* _Written instruction_: Only the number is wanted: count the lines that include the word "credentials".
════════
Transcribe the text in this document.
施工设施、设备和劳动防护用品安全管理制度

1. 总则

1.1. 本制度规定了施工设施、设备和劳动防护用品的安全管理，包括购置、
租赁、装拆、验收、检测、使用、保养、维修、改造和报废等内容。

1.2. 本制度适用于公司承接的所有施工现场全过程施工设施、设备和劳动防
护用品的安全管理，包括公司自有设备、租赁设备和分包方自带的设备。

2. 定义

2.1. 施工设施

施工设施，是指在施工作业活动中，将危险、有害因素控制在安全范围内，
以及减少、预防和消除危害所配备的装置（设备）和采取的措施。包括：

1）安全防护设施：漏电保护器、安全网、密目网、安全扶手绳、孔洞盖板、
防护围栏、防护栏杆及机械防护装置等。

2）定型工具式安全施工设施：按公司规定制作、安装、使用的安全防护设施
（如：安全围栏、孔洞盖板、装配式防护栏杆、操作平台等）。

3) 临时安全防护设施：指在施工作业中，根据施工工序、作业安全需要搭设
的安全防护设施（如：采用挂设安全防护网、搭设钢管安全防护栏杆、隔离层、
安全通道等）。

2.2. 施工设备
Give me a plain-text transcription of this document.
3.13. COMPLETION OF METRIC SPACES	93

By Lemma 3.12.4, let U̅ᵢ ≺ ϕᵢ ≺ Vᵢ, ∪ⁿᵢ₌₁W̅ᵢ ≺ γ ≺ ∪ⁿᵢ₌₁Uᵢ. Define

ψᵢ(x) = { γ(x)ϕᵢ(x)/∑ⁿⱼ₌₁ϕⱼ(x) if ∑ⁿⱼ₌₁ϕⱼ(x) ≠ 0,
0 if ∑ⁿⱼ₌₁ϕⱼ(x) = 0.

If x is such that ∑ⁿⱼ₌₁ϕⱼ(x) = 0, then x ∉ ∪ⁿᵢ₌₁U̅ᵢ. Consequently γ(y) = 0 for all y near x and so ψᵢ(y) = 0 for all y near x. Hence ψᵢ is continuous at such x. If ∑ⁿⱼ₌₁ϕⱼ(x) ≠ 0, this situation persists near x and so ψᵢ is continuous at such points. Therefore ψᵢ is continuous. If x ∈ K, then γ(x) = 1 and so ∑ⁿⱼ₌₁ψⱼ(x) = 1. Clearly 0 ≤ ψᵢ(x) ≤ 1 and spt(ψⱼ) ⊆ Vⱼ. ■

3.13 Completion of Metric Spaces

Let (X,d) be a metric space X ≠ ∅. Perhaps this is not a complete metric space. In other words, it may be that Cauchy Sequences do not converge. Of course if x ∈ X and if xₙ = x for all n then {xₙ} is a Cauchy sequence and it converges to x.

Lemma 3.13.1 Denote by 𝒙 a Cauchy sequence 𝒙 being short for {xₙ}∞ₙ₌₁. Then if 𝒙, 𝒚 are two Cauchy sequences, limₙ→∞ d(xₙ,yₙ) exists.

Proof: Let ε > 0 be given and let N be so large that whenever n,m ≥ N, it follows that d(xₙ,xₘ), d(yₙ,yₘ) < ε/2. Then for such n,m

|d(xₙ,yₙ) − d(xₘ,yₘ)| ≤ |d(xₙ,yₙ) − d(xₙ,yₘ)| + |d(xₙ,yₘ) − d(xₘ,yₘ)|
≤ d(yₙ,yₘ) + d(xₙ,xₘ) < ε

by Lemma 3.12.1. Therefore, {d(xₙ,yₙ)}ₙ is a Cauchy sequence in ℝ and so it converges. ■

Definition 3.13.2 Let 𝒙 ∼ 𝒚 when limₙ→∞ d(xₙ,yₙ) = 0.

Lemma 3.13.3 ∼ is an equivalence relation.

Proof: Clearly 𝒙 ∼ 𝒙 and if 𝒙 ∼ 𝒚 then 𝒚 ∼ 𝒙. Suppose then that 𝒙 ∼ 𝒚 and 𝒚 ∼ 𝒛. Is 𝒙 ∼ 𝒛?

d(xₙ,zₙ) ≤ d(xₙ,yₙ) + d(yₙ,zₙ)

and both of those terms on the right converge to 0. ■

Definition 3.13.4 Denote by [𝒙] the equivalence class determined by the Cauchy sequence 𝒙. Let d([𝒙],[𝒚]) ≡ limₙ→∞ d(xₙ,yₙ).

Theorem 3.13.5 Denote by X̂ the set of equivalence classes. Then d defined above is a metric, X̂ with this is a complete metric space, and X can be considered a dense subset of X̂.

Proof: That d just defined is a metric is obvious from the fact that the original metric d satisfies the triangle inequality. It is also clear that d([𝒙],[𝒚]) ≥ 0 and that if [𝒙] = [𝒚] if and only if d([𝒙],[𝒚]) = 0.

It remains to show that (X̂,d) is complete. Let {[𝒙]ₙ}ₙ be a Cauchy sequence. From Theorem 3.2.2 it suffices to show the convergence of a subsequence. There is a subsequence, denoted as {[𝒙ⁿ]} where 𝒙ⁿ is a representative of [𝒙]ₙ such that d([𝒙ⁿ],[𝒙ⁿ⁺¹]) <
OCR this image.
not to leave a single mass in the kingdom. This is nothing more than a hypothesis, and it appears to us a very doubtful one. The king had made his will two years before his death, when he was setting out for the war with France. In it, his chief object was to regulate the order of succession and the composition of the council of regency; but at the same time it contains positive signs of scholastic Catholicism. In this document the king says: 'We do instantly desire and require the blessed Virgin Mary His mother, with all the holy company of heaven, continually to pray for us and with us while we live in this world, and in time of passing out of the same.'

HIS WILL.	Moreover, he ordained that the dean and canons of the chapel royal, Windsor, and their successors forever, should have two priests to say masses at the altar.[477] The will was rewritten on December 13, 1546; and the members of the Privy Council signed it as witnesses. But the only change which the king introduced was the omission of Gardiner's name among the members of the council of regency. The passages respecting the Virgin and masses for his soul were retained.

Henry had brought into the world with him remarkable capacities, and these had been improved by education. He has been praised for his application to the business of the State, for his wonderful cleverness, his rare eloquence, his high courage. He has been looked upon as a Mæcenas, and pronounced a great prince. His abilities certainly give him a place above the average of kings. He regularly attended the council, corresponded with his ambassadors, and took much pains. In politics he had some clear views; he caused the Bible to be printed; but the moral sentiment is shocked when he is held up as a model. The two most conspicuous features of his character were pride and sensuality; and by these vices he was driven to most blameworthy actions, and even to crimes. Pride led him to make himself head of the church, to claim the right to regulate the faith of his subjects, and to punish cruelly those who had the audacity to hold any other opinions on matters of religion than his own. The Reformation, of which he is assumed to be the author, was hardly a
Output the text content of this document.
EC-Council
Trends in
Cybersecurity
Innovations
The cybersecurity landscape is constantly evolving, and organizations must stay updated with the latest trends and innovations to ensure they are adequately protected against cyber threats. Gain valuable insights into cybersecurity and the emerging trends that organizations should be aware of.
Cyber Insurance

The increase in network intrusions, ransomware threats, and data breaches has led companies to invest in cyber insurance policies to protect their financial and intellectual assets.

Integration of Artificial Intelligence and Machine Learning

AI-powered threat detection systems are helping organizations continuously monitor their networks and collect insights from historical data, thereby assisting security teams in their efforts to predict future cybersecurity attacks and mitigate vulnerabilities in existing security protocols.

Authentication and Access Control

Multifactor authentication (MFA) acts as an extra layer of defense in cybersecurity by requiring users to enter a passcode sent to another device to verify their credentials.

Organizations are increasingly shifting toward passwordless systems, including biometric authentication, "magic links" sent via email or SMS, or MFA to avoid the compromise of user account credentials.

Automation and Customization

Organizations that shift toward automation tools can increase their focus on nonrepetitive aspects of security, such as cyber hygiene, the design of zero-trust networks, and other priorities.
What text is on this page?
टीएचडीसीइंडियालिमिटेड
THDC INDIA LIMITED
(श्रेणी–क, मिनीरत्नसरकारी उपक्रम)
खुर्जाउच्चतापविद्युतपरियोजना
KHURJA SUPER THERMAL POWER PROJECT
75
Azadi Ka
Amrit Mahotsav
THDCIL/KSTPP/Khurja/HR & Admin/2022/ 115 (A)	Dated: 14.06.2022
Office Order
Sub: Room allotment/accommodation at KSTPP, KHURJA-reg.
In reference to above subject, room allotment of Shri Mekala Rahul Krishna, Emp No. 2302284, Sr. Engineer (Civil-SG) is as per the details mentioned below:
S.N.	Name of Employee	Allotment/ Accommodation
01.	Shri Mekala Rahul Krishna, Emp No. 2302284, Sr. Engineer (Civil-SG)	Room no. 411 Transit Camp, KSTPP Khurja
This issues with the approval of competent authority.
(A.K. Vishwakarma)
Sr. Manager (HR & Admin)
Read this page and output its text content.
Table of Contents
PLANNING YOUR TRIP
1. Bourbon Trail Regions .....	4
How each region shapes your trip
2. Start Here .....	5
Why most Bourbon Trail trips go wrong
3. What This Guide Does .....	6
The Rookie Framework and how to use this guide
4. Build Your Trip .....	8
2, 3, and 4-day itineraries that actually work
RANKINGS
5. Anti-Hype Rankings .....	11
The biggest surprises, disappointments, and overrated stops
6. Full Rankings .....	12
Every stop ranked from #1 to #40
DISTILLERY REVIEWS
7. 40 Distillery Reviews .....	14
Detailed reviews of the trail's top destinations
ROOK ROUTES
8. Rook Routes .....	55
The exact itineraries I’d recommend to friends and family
════════
* _Result_: 2